--- START Supplied entries ---

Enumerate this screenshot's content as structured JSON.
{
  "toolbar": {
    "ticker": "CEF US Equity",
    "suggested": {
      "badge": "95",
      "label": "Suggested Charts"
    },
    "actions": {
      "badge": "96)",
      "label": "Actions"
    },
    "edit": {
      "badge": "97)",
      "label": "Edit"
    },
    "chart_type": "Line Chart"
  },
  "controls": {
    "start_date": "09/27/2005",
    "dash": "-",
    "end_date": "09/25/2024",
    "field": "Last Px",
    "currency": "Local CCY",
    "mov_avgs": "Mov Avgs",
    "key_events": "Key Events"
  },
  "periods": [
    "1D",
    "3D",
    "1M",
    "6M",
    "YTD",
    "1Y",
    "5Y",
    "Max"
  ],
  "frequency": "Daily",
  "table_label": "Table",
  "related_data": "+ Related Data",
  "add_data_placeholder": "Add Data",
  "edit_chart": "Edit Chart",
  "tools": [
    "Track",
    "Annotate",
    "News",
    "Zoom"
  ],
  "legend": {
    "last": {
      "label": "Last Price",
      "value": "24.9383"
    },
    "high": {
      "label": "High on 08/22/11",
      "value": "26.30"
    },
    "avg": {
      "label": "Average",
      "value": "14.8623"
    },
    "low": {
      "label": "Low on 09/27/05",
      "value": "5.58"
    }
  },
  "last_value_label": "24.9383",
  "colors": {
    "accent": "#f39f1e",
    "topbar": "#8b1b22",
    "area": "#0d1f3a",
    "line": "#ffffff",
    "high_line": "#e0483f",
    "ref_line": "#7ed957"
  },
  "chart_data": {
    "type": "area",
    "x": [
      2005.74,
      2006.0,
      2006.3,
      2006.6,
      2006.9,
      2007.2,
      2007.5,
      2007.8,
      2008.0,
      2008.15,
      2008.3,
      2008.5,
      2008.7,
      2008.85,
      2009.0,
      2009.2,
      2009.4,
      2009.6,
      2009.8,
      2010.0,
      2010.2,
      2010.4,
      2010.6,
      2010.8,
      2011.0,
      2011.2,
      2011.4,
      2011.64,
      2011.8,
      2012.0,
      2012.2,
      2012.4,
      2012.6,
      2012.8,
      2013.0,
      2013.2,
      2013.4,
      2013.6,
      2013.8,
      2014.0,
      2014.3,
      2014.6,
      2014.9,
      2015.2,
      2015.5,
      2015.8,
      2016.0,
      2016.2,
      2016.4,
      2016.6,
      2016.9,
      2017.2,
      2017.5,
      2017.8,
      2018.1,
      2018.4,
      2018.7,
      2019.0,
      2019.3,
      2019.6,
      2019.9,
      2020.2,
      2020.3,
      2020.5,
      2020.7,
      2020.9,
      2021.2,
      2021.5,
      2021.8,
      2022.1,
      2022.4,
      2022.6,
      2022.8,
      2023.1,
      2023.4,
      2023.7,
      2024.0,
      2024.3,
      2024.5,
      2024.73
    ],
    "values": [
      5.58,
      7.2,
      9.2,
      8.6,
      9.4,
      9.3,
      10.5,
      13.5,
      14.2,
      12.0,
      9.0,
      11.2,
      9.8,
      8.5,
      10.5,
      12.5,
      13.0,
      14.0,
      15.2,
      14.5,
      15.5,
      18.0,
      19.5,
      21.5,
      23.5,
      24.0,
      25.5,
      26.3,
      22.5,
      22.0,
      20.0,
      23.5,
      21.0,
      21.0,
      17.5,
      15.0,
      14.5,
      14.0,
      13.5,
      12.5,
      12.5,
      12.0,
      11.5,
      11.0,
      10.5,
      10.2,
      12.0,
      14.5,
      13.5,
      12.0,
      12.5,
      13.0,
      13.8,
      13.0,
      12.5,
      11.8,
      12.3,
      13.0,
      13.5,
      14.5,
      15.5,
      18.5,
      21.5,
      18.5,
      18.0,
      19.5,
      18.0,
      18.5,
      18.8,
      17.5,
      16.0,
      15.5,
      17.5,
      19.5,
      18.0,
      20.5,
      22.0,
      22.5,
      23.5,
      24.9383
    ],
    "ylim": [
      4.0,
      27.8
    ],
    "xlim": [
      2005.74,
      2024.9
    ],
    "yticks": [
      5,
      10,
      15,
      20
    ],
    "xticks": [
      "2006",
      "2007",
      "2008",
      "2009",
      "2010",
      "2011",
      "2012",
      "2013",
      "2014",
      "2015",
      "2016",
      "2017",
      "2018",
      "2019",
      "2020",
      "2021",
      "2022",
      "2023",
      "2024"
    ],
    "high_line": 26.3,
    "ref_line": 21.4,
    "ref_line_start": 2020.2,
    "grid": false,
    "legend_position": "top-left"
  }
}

--- END Supplied entries ---

- _Prompt_: Reproduce the full set of records precisely.

- _Exercise result_:
Enumerate this screenshot's content as structured JSON.
{
  "toolbar": {
    "ticker": "CEF US Equity",
    "suggested": {
      "badge": "95",
      "label": "Suggested Charts"
    },
    "actions": {
      "badge": "96)",
      "label": "Actions"
    },
    "edit": {
      "badge": "97)",
      "label": "Edit"
    },
    "chart_type": "Line Chart"
  },
  "controls": {
    "start_date": "09/27/2005",
    "dash": "-",
    "end_date": "09/25/2024",
    "field": "Last Px",
    "currency": "Local CCY",
    "mov_avgs": "Mov Avgs",
    "key_events": "Key Events"
  },
  "periods": [
    "1D",
    "3D",
    "1M",
    "6M",
    "YTD",
    "1Y",
    "5Y",
    "Max"
  ],
  "frequency": "Daily",
  "table_label": "Table",
  "related_data": "+ Related Data",
  "add_data_placeholder": "Add Data",
  "edit_chart": "Edit Chart",
  "tools": [
    "Track",
    "Annotate",
    "News",
    "Zoom"
  ],
  "legend": {
    "last": {
      "label": "Last Price",
      "value": "24.9383"
    },
    "high": {
      "label": "High on 08/22/11",
      "value": "26.30"
    },
    "avg": {
      "label": "Average",
      "value": "14.8623"
    },
    "low": {
      "label": "Low on 09/27/05",
      "value": "5.58"
    }
  },
  "last_value_label": "24.9383",
  "colors": {
    "accent": "#f39f1e",
    "topbar": "#8b1b22",
    "area": "#0d1f3a",
    "line": "#ffffff",
    "high_line": "#e0483f",
    "ref_line": "#7ed957"
  },
  "chart_data": {
    "type": "area",
    "x": [
      2005.74,
      2006.0,
      2006.3,
      2006.6,
      2006.9,
      2007.2,
      2007.5,
      2007.8,
      2008.0,
      2008.15,
      2008.3,
      2008.5,
      2008.7,
      2008.85,
      2009.0,
      2009.2,
      2009.4,
      2009.6,
      2009.8,
      2010.0,
      2010.2,
      2010.4,
      2010.6,
      2010.8,
      2011.0,
      2011.2,
      2011.4,
      2011.64,
      2011.8,
      2012.0,
      2012.2,
      2012.4,
      2012.6,
      2012.8,
      2013.0,
      2013.2,
      2013.4,
      2013.6,
      2013.8,
      2014.0,
      2014.3,
      2014.6,
      2014.9,
      2015.2,
      2015.5,
      2015.8,
      2016.0,
      2016.2,
      2016.4,
      2016.6,
      2016.9,
      2017.2,
      2017.5,
      2017.8,
      2018.1,
      2018.4,
      2018.7,
      2019.0,
      2019.3,
      2019.6,
      2019.9,
      2020.2,
      2020.3,
      2020.5,
      2020.7,
      2020.9,
      2021.2,
      2021.5,
      2021.8,
      2022.1,
      2022.4,
      2022.6,
      2022.8,
      2023.1,
      2023.4,
      2023.7,
      2024.0,
      2024.3,
      2024.5,
      2024.73
    ],
    "values": [
      5.58,
      7.2,
      9.2,
      8.6,
      9.4,
      9.3,
      10.5,
      13.5,
      14.2,
      12.0,
      9.0,
      11.2,
      9.8,
      8.5,
      10.5,
      12.5,
      13.0,
      14.0,
      15.2,
      14.5,
      15.5,
      18.0,
      19.5,
      21.5,
      23.5,
      24.0,
      25.5,
      26.3,
      22.5,
      22.0,
      20.0,
      23.5,
      21.0,
      21.0,
      17.5,
      15.0,
      14.5,
      14.0,
      13.5,
      12.5,
      12.5,
      12.0,
      11.5,
      11.0,
      10.5,
      10.2,
      12.0,
      14.5,
      13.5,
      12.0,
      12.5,
      13.0,
      13.8,
      13.0,
      12.5,
      11.8,
      12.3,
      13.0,
      13.5,
      14.5,
      15.5,
      18.5,
      21.5,
      18.5,
      18.0,
      19.5,
      18.0,
      18.5,
      18.8,
      17.5,
      16.0,
      15.5,
      17.5,
      19.5,
      18.0,
      20.5,
      22.0,
      22.5,
      23.5,
      24.9383
    ],
    "ylim": [
      4.0,
      27.8
    ],
    "xlim": [
      2005.74,
      2024.9
    ],
    "yticks": [
      5,
      10,
      15,
      20
    ],
    "xticks": [
      "2006",
      "2007",
      "2008",
      "2009",
      "2010",
      "2011",
      "2012",
      "2013",
      "2014",
      "2015",
      "2016",
      "2017",
      "2018",
      "2019",
      "2020",
      "2021",
      "2022",
      "2023",
      "2024"
    ],
    "high_line": 26.3,
    "ref_line": 21.4,
    "ref_line_start": 2020.2,
    "grid": false,
    "legend_position": "top-left"
  }
}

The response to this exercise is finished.